═════ Data provided

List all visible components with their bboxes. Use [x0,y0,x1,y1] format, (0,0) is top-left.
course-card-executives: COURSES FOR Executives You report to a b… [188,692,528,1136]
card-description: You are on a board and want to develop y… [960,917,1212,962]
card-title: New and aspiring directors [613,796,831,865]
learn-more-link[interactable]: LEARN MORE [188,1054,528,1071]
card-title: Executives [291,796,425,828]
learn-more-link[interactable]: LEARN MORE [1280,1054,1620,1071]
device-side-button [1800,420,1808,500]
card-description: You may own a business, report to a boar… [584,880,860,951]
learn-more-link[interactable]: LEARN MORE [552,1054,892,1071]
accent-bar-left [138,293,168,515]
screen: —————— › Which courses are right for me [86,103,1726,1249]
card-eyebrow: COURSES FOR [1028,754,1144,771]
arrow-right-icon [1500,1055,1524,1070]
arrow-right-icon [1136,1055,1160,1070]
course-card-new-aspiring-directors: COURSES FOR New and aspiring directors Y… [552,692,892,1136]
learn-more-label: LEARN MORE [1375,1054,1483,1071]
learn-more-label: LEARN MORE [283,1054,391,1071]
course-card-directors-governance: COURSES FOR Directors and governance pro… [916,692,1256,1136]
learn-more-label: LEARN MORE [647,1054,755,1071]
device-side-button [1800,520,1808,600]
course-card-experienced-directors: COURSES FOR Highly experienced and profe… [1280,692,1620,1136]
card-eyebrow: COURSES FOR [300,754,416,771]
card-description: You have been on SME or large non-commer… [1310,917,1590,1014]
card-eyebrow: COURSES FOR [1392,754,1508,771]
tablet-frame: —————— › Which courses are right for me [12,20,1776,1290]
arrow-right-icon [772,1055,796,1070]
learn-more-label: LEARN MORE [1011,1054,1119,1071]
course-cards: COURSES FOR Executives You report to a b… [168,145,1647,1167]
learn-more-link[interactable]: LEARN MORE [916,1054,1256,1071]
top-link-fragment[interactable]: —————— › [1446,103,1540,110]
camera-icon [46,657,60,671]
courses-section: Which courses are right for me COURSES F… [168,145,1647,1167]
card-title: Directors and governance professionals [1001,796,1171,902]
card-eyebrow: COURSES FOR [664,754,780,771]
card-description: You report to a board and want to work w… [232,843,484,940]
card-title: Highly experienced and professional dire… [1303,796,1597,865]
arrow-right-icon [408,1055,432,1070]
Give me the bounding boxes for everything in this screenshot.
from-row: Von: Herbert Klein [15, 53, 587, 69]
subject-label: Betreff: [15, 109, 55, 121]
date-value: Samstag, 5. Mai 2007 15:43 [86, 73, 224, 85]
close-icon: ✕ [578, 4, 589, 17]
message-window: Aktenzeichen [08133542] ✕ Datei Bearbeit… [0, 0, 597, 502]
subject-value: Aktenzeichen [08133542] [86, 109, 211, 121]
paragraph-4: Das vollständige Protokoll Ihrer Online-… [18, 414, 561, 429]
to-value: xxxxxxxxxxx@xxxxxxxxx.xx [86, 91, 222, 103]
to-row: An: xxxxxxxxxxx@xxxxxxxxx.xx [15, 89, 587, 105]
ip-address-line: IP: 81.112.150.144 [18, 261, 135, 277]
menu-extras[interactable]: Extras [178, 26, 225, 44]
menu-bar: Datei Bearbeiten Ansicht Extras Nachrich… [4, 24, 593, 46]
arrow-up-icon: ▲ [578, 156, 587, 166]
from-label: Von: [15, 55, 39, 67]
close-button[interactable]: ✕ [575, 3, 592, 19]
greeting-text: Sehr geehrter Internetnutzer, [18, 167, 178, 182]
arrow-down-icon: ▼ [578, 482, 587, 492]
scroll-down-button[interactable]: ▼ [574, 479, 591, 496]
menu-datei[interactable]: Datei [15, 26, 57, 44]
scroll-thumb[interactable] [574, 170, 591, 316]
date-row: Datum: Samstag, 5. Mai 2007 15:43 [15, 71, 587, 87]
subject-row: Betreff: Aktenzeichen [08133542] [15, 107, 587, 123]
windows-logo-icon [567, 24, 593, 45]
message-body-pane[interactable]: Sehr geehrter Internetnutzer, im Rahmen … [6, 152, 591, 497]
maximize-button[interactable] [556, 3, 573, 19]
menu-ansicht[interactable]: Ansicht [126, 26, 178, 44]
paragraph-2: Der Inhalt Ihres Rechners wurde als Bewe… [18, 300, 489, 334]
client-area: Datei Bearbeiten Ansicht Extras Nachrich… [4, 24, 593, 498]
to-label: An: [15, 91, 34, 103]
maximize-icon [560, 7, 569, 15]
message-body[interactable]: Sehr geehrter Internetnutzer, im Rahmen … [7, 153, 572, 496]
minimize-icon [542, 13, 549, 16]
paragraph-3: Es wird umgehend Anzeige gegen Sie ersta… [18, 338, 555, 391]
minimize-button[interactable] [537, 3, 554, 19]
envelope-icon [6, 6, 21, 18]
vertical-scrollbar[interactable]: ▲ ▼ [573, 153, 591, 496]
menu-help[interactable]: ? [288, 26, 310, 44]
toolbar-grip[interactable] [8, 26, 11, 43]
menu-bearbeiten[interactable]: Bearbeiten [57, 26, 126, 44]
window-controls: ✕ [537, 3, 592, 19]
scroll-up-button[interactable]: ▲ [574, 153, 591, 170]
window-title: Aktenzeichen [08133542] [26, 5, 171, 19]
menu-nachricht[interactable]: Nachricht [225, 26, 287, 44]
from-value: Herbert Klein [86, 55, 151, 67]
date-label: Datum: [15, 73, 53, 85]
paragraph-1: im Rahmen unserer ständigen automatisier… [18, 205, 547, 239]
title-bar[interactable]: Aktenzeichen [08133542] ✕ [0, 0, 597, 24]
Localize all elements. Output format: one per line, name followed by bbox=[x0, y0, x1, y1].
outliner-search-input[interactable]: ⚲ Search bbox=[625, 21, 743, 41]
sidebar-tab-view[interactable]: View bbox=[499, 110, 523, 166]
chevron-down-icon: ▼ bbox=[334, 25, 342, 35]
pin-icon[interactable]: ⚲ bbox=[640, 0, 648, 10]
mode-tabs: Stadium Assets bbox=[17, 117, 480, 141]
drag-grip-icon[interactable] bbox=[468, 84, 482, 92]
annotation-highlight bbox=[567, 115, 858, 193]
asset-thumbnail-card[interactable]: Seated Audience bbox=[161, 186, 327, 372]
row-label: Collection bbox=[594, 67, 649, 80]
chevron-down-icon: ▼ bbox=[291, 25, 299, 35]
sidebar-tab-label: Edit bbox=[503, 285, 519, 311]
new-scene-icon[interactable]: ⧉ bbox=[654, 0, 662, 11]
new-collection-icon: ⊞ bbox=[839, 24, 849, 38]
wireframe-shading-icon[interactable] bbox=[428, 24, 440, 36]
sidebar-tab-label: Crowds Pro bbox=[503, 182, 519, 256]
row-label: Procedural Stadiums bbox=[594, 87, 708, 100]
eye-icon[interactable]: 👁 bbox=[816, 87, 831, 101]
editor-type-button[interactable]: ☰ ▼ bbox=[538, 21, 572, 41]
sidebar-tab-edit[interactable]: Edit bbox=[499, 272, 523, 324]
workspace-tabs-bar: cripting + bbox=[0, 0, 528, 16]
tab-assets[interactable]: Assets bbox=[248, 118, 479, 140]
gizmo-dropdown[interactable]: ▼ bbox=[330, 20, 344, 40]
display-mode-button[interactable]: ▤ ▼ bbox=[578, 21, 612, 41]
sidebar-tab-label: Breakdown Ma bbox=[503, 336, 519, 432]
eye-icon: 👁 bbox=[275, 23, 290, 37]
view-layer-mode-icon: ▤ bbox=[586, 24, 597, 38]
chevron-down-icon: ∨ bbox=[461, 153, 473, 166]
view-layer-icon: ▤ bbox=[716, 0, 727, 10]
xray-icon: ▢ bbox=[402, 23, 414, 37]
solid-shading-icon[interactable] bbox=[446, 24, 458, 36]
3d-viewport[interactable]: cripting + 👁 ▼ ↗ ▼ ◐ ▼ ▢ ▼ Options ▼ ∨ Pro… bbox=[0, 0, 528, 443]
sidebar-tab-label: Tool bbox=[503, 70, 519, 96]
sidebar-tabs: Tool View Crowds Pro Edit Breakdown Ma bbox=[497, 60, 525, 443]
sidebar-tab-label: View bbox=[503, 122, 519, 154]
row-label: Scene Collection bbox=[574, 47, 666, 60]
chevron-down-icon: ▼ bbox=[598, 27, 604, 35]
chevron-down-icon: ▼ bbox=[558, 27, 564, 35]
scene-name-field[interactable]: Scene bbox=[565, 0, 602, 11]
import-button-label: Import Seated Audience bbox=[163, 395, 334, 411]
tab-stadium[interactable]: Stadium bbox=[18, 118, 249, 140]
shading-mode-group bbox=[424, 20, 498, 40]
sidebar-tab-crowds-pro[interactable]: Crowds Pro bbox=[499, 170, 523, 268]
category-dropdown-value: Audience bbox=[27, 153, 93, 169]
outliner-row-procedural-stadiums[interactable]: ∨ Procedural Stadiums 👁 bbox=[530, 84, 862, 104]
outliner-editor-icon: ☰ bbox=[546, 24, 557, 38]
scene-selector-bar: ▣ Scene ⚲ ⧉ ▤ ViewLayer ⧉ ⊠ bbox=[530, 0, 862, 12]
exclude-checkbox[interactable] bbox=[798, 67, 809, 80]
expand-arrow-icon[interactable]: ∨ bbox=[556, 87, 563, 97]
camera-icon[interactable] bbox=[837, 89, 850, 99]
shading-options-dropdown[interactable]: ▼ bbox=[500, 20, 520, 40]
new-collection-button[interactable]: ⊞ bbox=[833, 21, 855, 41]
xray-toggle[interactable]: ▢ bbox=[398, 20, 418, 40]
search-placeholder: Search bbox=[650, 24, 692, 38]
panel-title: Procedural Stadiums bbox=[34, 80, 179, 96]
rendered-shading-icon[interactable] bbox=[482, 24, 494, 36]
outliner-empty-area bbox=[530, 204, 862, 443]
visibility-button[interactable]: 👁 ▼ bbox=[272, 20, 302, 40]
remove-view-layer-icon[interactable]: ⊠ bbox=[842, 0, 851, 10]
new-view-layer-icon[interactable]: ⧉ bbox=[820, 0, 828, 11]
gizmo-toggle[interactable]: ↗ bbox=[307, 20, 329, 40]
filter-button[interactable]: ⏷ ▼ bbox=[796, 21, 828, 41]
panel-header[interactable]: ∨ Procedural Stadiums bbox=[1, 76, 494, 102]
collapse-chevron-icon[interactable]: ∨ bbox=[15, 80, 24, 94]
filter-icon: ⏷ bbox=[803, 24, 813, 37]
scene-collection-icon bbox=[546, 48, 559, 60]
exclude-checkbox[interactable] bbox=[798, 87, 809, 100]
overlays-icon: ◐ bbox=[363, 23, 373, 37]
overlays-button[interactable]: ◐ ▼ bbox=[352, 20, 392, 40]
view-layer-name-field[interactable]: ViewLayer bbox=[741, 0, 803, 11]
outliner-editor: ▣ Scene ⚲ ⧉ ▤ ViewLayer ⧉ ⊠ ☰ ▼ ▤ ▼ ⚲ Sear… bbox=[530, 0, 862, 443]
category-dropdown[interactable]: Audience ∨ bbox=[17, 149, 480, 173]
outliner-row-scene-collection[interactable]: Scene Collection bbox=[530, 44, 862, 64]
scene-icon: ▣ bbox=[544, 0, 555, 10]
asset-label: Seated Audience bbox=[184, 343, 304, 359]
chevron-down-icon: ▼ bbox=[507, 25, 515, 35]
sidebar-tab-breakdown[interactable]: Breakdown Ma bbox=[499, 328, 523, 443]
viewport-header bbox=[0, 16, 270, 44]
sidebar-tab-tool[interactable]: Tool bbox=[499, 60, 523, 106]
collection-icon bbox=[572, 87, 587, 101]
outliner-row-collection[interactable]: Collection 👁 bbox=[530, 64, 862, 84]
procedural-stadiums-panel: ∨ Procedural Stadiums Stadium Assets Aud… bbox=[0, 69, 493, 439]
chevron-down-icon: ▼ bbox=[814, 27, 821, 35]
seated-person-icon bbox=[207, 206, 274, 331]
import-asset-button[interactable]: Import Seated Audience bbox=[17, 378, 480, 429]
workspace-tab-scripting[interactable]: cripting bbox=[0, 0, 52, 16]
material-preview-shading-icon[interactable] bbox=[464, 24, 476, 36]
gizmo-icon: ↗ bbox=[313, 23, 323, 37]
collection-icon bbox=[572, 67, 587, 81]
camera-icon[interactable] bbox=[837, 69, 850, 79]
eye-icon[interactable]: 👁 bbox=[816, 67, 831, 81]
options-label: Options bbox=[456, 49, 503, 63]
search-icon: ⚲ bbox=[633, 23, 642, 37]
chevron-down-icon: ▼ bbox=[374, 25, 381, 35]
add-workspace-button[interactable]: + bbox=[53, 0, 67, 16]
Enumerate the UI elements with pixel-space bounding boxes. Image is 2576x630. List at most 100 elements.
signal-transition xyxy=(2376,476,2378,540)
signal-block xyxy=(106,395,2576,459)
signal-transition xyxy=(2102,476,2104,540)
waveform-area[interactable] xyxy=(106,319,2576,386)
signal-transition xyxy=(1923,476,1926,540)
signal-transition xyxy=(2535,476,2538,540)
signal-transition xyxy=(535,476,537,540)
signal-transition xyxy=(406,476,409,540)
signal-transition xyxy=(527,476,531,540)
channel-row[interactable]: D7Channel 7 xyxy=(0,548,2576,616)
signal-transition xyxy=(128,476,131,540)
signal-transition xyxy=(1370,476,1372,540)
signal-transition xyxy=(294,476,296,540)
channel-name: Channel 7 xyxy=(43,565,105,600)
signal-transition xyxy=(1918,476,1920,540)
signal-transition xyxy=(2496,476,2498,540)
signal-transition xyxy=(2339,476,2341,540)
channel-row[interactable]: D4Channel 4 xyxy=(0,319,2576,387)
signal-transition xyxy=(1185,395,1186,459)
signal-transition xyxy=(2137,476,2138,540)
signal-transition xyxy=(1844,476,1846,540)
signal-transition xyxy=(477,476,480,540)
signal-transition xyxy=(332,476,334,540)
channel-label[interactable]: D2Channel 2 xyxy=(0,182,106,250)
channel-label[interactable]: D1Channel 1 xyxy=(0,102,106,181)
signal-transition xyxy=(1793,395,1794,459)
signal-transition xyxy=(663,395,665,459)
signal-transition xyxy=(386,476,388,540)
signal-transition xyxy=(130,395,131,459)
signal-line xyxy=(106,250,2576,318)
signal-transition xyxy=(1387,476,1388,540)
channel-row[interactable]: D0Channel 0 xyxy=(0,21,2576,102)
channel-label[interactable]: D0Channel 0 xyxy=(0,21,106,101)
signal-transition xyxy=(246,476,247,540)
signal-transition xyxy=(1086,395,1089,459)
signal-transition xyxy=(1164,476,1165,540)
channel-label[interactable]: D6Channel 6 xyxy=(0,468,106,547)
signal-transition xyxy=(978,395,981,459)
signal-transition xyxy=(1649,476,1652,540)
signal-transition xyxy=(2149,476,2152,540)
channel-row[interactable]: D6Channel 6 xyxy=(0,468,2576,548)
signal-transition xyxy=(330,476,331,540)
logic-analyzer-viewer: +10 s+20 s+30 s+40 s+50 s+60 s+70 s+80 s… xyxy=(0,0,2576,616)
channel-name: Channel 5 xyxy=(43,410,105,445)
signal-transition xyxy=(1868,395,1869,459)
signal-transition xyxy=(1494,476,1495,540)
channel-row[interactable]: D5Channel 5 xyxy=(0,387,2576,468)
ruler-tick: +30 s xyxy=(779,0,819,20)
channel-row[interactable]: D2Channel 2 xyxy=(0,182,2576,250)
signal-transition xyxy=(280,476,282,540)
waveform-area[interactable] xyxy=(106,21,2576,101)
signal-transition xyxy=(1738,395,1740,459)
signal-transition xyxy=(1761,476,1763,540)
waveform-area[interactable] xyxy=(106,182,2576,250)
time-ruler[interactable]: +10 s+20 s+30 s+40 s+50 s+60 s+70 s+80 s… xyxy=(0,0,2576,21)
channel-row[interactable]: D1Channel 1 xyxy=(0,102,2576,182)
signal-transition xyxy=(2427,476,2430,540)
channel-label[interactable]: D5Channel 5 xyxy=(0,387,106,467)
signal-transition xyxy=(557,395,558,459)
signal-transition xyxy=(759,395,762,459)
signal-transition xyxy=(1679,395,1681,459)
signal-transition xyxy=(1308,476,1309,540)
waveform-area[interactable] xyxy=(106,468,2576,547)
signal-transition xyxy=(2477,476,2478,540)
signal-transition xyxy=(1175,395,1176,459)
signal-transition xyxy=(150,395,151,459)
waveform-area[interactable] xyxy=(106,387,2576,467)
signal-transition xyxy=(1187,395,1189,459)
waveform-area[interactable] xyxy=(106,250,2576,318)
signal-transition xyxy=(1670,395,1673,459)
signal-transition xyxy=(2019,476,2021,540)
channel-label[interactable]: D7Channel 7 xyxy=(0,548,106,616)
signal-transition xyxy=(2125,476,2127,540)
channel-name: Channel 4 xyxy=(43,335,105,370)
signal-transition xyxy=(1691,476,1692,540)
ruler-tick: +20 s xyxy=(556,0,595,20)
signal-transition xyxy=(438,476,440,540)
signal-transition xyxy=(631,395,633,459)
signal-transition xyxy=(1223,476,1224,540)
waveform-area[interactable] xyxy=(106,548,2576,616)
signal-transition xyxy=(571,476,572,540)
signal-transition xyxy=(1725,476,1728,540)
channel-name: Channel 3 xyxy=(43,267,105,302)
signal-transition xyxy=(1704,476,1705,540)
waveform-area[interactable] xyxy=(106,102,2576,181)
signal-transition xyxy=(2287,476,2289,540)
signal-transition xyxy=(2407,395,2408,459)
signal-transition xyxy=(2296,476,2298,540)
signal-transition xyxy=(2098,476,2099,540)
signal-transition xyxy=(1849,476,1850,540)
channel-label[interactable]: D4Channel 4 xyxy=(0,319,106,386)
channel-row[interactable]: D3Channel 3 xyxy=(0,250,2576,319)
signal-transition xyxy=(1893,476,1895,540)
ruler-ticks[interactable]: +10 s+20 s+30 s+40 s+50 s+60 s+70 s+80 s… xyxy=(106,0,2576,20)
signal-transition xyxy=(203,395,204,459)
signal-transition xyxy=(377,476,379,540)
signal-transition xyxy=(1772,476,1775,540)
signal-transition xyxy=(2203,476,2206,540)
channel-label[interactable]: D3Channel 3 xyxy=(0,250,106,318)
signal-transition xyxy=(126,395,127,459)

══════════

**Task prompt:** Can you update the records from the start through the line containing "learn-more-label: LEARN MORE [1375,1054,1483,1071]" so that "arrow-right-icon" becomes "chevron-right-icon" and nothing else changes?

**Full answer:**
List all visible components with their bboxes. Use [x0,y0,x1,y1] format, (0,0) is top-left.
course-card-executives: COURSES FOR Executives You report to a b… [188,692,528,1136]
card-description: You are on a board and want to develop y… [960,917,1212,962]
card-title: New and aspiring directors [613,796,831,865]
learn-more-link[interactable]: LEARN MORE [188,1054,528,1071]
card-title: Executives [291,796,425,828]
learn-more-link[interactable]: LEARN MORE [1280,1054,1620,1071]
device-side-button [1800,420,1808,500]
card-description: You may own a business, report to a boar… [584,880,860,951]
learn-more-link[interactable]: LEARN MORE [552,1054,892,1071]
accent-bar-left [138,293,168,515]
screen: —————— › Which courses are right for me [86,103,1726,1249]
card-eyebrow: COURSES FOR [1028,754,1144,771]
chevron-right-icon [1500,1055,1524,1070]
chevron-right-icon [1136,1055,1160,1070]
course-card-new-aspiring-directors: COURSES FOR New and aspiring directors Y… [552,692,892,1136]
learn-more-label: LEARN MORE [1375,1054,1483,1071]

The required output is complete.